● WHAT TO WORK ON
Check every line of the entries below for the word "savo", and copy the ones that have it.

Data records
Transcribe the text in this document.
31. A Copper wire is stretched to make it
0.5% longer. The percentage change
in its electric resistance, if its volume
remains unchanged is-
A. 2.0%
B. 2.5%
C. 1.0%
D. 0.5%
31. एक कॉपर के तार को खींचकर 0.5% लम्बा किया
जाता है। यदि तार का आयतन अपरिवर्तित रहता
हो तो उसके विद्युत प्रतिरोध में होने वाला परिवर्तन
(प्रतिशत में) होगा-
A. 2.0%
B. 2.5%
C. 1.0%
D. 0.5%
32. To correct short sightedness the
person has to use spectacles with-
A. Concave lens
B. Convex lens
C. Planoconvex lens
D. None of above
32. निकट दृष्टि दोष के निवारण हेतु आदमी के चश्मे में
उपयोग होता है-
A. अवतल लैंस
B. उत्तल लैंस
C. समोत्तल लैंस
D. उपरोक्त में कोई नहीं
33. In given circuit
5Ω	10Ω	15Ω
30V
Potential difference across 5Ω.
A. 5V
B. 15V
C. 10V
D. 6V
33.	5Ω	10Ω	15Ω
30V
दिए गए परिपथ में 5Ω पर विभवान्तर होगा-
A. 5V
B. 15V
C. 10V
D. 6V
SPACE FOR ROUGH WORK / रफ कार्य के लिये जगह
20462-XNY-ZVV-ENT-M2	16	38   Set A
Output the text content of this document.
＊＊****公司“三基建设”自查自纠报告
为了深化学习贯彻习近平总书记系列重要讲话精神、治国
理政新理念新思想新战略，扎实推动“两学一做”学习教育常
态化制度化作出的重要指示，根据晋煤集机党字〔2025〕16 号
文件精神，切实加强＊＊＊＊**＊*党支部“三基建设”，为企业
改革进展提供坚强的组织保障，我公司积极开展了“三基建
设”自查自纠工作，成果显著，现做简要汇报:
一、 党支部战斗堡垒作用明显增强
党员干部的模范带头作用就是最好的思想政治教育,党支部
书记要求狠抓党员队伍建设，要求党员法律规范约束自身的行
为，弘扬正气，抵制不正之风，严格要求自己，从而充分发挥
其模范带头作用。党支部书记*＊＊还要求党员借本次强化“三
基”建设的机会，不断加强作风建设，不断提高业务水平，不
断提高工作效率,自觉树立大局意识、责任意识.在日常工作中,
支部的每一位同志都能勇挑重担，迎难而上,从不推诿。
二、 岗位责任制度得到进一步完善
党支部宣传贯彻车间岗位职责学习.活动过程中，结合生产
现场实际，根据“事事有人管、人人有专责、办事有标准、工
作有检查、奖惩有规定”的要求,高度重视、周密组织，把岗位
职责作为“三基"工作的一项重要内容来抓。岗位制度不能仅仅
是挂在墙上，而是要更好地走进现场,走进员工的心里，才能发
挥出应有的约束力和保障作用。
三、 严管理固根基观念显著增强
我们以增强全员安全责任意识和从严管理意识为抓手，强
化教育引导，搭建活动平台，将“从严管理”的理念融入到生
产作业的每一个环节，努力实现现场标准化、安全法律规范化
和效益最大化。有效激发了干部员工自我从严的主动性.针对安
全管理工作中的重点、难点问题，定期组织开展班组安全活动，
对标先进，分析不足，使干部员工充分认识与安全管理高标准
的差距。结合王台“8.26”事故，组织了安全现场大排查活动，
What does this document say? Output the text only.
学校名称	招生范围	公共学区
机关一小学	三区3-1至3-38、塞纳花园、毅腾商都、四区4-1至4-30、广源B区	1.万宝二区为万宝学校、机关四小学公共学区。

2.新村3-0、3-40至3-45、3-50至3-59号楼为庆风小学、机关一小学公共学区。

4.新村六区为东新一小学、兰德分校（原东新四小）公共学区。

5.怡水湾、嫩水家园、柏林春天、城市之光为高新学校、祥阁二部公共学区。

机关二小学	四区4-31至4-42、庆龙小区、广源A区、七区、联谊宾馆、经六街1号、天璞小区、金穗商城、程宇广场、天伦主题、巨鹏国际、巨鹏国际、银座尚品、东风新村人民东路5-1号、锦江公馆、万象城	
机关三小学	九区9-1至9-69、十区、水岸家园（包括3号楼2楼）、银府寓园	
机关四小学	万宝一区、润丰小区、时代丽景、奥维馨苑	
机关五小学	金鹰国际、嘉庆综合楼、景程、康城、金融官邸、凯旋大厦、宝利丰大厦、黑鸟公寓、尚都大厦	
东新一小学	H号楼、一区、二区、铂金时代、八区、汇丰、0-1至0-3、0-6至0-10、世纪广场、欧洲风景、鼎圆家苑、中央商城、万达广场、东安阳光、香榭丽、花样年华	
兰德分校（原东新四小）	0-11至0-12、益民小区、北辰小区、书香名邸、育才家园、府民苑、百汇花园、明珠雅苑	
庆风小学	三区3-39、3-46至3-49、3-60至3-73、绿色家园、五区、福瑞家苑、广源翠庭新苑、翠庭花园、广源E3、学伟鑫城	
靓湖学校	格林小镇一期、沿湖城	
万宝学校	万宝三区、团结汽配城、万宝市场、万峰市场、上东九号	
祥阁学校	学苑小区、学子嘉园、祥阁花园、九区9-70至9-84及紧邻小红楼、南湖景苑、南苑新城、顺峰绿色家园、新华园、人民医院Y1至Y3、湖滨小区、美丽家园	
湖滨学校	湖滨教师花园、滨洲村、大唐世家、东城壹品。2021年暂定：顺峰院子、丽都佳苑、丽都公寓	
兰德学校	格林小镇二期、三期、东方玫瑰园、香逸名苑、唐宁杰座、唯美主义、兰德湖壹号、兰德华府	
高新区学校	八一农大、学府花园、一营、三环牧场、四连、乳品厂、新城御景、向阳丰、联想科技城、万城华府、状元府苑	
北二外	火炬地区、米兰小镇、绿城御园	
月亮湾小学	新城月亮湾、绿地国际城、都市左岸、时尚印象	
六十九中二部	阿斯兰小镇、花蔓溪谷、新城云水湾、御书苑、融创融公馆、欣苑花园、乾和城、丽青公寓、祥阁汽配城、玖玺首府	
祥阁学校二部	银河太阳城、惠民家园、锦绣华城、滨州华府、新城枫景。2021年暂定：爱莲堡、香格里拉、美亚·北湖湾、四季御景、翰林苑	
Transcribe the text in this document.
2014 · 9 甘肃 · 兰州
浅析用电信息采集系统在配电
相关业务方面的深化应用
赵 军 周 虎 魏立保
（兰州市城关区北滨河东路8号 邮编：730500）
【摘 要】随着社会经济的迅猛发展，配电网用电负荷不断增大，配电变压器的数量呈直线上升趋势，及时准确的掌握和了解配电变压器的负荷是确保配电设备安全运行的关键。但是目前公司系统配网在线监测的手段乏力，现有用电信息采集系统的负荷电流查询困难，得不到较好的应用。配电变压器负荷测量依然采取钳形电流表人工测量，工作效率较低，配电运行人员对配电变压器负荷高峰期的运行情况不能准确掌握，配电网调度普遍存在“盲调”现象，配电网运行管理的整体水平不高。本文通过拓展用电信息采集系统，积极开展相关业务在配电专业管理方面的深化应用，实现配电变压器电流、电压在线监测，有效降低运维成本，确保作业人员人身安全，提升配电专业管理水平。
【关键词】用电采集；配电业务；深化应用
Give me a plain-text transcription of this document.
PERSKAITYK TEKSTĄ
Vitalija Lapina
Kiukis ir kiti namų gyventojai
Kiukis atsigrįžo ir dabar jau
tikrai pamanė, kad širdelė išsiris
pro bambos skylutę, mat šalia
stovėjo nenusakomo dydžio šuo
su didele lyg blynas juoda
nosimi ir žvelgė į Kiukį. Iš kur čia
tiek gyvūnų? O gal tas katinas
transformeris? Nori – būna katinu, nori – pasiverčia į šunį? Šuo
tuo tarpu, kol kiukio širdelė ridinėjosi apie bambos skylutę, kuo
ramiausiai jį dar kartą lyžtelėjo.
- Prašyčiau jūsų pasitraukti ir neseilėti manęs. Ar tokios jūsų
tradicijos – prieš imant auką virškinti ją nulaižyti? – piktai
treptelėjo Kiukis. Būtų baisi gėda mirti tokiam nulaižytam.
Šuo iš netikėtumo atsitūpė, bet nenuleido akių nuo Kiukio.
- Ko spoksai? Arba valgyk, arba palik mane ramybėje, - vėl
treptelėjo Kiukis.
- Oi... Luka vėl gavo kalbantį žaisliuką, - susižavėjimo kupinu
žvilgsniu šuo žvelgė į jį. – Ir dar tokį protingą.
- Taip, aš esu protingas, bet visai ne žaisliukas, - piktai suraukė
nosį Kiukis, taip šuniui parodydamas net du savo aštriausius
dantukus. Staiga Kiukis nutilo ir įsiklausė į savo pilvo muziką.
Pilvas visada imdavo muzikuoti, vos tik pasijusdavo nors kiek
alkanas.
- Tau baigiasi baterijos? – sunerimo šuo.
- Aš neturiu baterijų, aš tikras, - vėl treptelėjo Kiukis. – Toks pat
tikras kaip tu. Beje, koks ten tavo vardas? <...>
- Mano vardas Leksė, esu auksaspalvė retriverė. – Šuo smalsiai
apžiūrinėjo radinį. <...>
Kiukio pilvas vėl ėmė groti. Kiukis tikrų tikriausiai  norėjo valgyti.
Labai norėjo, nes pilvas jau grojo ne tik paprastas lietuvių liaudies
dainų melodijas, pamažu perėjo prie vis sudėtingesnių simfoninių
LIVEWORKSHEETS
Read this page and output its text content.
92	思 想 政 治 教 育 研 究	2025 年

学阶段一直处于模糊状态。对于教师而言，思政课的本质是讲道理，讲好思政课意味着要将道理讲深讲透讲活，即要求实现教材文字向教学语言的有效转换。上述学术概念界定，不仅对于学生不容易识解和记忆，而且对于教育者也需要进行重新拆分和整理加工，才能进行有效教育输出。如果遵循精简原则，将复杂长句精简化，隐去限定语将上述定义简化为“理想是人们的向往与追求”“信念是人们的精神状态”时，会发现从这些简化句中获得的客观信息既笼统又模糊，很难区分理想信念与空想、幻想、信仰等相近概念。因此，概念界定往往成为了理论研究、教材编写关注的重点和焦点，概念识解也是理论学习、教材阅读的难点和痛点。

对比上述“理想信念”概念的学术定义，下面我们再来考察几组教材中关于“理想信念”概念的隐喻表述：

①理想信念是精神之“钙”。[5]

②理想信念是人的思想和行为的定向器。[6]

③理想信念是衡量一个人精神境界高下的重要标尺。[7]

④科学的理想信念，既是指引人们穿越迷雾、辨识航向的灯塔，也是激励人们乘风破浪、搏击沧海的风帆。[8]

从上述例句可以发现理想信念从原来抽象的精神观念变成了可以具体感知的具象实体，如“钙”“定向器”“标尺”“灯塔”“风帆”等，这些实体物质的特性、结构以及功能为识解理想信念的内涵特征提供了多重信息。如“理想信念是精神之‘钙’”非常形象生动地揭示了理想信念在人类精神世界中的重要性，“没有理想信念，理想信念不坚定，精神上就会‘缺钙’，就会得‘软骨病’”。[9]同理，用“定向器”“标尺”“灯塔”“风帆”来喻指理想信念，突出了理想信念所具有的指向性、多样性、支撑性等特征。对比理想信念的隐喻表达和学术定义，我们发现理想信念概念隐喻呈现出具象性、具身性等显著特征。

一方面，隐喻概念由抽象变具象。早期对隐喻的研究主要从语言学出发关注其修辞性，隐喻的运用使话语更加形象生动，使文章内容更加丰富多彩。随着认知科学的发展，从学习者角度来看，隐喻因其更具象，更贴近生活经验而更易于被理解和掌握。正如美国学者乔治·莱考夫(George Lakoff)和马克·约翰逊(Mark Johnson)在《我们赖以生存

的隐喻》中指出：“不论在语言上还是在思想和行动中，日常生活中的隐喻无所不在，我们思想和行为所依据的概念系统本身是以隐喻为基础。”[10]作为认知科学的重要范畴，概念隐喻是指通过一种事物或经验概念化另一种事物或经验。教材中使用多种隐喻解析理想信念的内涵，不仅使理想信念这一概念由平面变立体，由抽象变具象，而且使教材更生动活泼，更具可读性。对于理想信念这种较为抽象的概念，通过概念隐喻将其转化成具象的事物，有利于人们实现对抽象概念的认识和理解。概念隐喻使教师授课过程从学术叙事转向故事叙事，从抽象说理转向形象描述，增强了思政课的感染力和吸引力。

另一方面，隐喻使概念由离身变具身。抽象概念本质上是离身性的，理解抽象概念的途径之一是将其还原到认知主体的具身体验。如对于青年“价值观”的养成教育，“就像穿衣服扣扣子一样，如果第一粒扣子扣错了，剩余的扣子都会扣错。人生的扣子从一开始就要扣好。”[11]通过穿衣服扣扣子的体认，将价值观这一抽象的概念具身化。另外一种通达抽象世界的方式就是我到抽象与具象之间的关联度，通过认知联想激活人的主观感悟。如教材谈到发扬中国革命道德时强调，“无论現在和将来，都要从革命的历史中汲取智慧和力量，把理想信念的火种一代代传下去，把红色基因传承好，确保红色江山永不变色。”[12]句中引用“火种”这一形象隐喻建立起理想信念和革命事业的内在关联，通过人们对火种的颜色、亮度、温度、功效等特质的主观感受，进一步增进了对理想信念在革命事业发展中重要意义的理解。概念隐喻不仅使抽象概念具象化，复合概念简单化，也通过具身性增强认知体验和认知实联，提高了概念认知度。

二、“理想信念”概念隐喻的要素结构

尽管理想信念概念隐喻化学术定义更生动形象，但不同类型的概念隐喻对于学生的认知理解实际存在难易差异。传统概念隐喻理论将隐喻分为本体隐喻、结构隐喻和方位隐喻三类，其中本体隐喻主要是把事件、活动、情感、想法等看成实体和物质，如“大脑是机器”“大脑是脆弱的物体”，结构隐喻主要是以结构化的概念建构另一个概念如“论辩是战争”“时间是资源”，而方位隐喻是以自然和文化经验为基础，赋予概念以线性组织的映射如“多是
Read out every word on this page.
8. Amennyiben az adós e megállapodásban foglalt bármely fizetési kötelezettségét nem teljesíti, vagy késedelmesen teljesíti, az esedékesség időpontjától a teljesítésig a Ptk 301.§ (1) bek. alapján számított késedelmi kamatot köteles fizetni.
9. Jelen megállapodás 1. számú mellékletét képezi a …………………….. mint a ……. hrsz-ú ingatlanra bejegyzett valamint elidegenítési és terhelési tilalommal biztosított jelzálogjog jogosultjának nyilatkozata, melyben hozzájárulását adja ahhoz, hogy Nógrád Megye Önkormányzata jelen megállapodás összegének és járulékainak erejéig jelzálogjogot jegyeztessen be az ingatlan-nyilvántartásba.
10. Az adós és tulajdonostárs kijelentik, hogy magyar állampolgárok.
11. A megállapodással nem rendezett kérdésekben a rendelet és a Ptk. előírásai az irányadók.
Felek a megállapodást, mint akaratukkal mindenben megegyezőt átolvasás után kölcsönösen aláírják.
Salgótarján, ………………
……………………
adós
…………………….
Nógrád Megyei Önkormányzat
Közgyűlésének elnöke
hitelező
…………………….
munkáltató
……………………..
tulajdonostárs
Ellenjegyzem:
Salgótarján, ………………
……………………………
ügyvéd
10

● ANSWER TO THE PROBLEM
nosį Kiukis, taip šuniui parodydamas net du savo aštriausius
dantukus. Staiga Kiukis nutilo ir įsiklausė į savo pilvo muziką.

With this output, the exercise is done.